== PROBLEM STATEMENT ==
Return the listing word for word, as given.

== LISTED RECORDS ==

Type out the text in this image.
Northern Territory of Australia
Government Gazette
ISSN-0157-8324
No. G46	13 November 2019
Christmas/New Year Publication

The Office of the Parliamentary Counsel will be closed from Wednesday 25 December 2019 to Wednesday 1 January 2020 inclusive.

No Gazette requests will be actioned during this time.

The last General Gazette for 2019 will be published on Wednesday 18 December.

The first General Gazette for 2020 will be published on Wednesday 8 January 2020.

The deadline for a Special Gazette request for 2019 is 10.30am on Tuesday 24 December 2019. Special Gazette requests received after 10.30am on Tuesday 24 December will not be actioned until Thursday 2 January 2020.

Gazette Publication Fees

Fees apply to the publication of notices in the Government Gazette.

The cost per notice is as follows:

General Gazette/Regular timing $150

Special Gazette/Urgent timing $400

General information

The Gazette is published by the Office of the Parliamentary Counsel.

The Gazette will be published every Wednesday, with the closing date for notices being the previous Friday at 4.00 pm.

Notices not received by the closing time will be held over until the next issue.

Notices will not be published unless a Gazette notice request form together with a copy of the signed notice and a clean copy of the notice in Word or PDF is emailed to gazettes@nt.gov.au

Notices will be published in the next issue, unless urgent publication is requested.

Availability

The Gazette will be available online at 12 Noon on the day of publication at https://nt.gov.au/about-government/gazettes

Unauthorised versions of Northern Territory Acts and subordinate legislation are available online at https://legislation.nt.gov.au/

== COMPLETED TASK ==
Type out the text in this image.
Northern Territory of Australia
Government Gazette
ISSN-0157-8324
No. G46	13 November 2019
Christmas/New Year Publication

The Office of the Parliamentary Counsel will be closed from Wednesday 25 December 2019 to Wednesday 1 January 2020 inclusive.

No Gazette requests will be actioned during this time.

The last General Gazette for 2019 will be published on Wednesday 18 December.

The first General Gazette for 2020 will be published on Wednesday 8 January 2020.

The deadline for a Special Gazette request for 2019 is 10.30am on Tuesday 24 December 2019. Special Gazette requests received after 10.30am on Tuesday 24 December will not be actioned until Thursday 2 January 2020.

Gazette Publication Fees

Fees apply to the publication of notices in the Government Gazette.

The cost per notice is as follows:

General Gazette/Regular timing $150

Special Gazette/Urgent timing $400

General information

The Gazette is published by the Office of the Parliamentary Counsel.

The Gazette will be published every Wednesday, with the closing date for notices being the previous Friday at 4.00 pm.

Notices not received by the closing time will be held over until the next issue.

Notices will not be published unless a Gazette notice request form together with a copy of the signed notice and a clean copy of the notice in Word or PDF is emailed to gazettes@nt.gov.au

Notices will be published in the next issue, unless urgent publication is requested.

Availability

The Gazette will be available online at 12 Noon on the day of publication at https://nt.gov.au/about-government/gazettes

Unauthorised versions of Northern Territory Acts and subordinate legislation are available online at https://legislation.nt.gov.au/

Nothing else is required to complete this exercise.